▸ **Aim**:
In the copy, include every entry exactly but none of the pictures.

▸ **Records for the task**:

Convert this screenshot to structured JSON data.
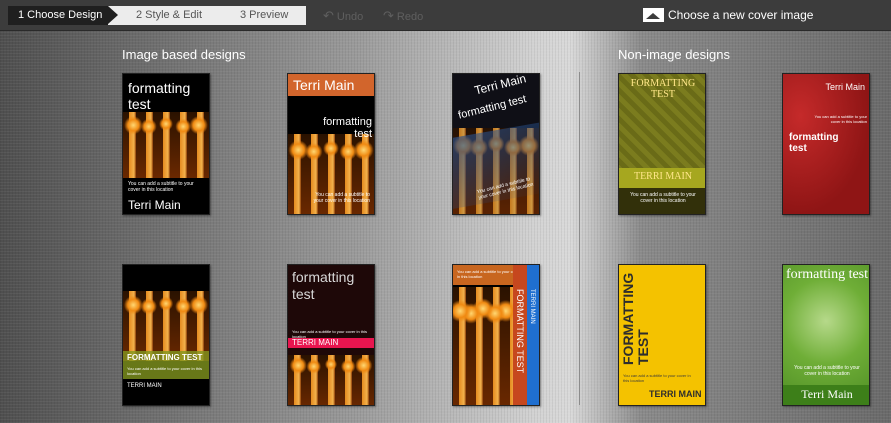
{
  "steps": [
    {
      "label": "1 Choose Design"
    },
    {
      "label": "2 Style & Edit"
    },
    {
      "label": "3 Preview"
    }
  ],
  "history": {
    "undo": "Undo",
    "redo": "Redo"
  },
  "choose_cover": "Choose a new cover image",
  "sections": {
    "image_based": "Image based designs",
    "non_image": "Non-image designs"
  },
  "covers": [
    {
      "title": "formatting test",
      "author": "Terri Main",
      "subtitle": "You can add a subtitle to your cover in this location"
    },
    {
      "title": "formatting test",
      "author": "Terri Main",
      "subtitle": "You can add a subtitle to your cover in this location"
    },
    {
      "title": "formatting test",
      "author": "Terri Main",
      "subtitle": "You can add a subtitle to your cover in this location"
    },
    {
      "title": "FORMATTING TEST",
      "author": "TERRI MAIN",
      "subtitle": "You can add a subtitle to your cover in this location"
    },
    {
      "title": "formatting test",
      "author": "Terri Main",
      "subtitle": "You can add a subtitle to your cover in this location"
    },
    {
      "title": "FORMATTING TEST",
      "author": "TERRI MAIN",
      "subtitle": "You can add a subtitle to your cover in this location"
    },
    {
      "title": "formatting test",
      "author": "TERRI MAIN",
      "subtitle": "You can add a subtitle to your cover in this location"
    },
    {
      "title": "FORMATTING TEST",
      "author": "TERRI MAIN",
      "subtitle": "You can add a subtitle to your cover in this location"
    },
    {
      "title": "FORMATTING TEST",
      "author": "TERRI MAIN",
      "subtitle": "You can add a subtitle to your cover in this location"
    },
    {
      "title": "formatting test",
      "author": "Terri Main",
      "subtitle": "You can add a subtitle to your cover in this location"
    }
  ],
  "icons": {
    "undo": "undo-icon",
    "redo": "redo-icon",
    "image": "image-icon"
  },
  "colors": {
    "topbar": "#3c3c3c",
    "active_step": "#1f1f1f",
    "inactive_step": "#ececec"
  }
}
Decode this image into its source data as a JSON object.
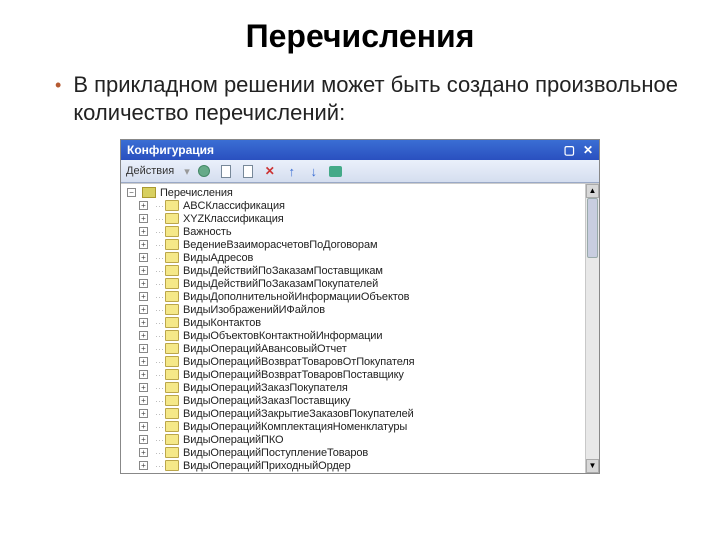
{
  "slide": {
    "title": "Перечисления",
    "bullet": "В прикладном решении может быть создано произвольное количество перечислений:"
  },
  "window": {
    "title": "Конфигурация",
    "toolbar_label": "Действия",
    "tree": {
      "root_label": "Перечисления",
      "items": [
        "ABCКлассификация",
        "XYZКлассификация",
        "Важность",
        "ВедениеВзаиморасчетовПоДоговорам",
        "ВидыАдресов",
        "ВидыДействийПоЗаказамПоставщикам",
        "ВидыДействийПоЗаказамПокупателей",
        "ВидыДополнительнойИнформацииОбъектов",
        "ВидыИзображенийИФайлов",
        "ВидыКонтактов",
        "ВидыОбъектовКонтактнойИнформации",
        "ВидыОперацийАвансовыйОтчет",
        "ВидыОперацийВозвратТоваровОтПокупателя",
        "ВидыОперацийВозвратТоваровПоставщику",
        "ВидыОперацийЗаказПокупателя",
        "ВидыОперацийЗаказПоставщику",
        "ВидыОперацийЗакрытиеЗаказовПокупателей",
        "ВидыОперацийКомплектацияНоменклатуры",
        "ВидыОперацийПКО",
        "ВидыОперацийПоступлениеТоваров",
        "ВидыОперацийПриходныйОрдер"
      ]
    }
  }
}
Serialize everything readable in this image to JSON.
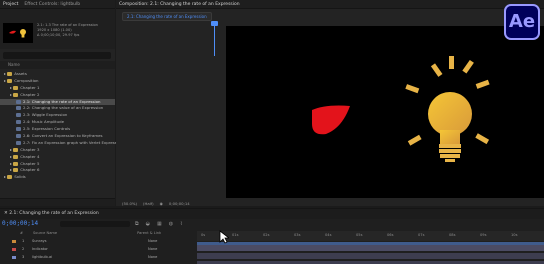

▸ **The completed task**:
Convert this screenshot to structured JSON data.
{
  "steps": [
    {
      "label": "1 Choose Design"
    },
    {
      "label": "2 Style & Edit"
    },
    {
      "label": "3 Preview"
    }
  ],
  "history": {
    "undo": "Undo",
    "redo": "Redo"
  },
  "choose_cover": "Choose a new cover image",
  "sections": {
    "image_based": "Image based designs",
    "non_image": "Non-image designs"
  },
  "covers": [
    {
      "title": "formatting test",
      "author": "Terri Main",
      "subtitle": "You can add a subtitle to your cover in this location"
    },
    {
      "title": "formatting test",
      "author": "Terri Main",
      "subtitle": "You can add a subtitle to your cover in this location"
    },
    {
      "title": "formatting test",
      "author": "Terri Main",
      "subtitle": "You can add a subtitle to your cover in this location"
    },
    {
      "title": "FORMATTING TEST",
      "author": "TERRI MAIN",
      "subtitle": "You can add a subtitle to your cover in this location"
    },
    {
      "title": "formatting test",
      "author": "Terri Main",
      "subtitle": "You can add a subtitle to your cover in this location"
    },
    {
      "title": "FORMATTING TEST",
      "author": "TERRI MAIN",
      "subtitle": "You can add a subtitle to your cover in this location"
    },
    {
      "title": "formatting test",
      "author": "TERRI MAIN",
      "subtitle": "You can add a subtitle to your cover in this location"
    },
    {
      "title": "FORMATTING TEST",
      "author": "TERRI MAIN",
      "subtitle": "You can add a subtitle to your cover in this location"
    },
    {
      "title": "FORMATTING TEST",
      "author": "TERRI MAIN",
      "subtitle": "You can add a subtitle to your cover in this location"
    },
    {
      "title": "formatting test",
      "author": "Terri Main",
      "subtitle": "You can add a subtitle to your cover in this location"
    }
  ],
  "icons": {
    "undo": "undo-icon",
    "redo": "redo-icon",
    "image": "image-icon"
  },
  "colors": {
    "topbar": "#3c3c3c",
    "active_step": "#1f1f1f",
    "inactive_step": "#ececec"
  }
}
Decode this image into its source data as a JSON object.
{
  "slide": {
    "title": "Перечисления",
    "bullet": "В прикладном решении может быть создано произвольное количество перечислений:"
  },
  "window": {
    "title": "Конфигурация",
    "toolbar_label": "Действия",
    "tree": {
      "root_label": "Перечисления",
      "items": [
        "ABCКлассификация",
        "XYZКлассификация",
        "Важность",
        "ВедениеВзаиморасчетовПоДоговорам",
        "ВидыАдресов",
        "ВидыДействийПоЗаказамПоставщикам",
        "ВидыДействийПоЗаказамПокупателей",
        "ВидыДополнительнойИнформацииОбъектов",
        "ВидыИзображенийИФайлов",
        "ВидыКонтактов",
        "ВидыОбъектовКонтактнойИнформации",
        "ВидыОперацийАвансовыйОтчет",
        "ВидыОперацийВозвратТоваровОтПокупателя",
        "ВидыОперацийВозвратТоваровПоставщику",
        "ВидыОперацийЗаказПокупателя",
        "ВидыОперацийЗаказПоставщику",
        "ВидыОперацийЗакрытиеЗаказовПокупателей",
        "ВидыОперацийКомплектацияНоменклатуры",
        "ВидыОперацийПКО",
        "ВидыОперацийПоступлениеТоваров",
        "ВидыОперацийПриходныйОрдер"
      ]
    }
  }
}
Serialize everything readable in this image to JSON.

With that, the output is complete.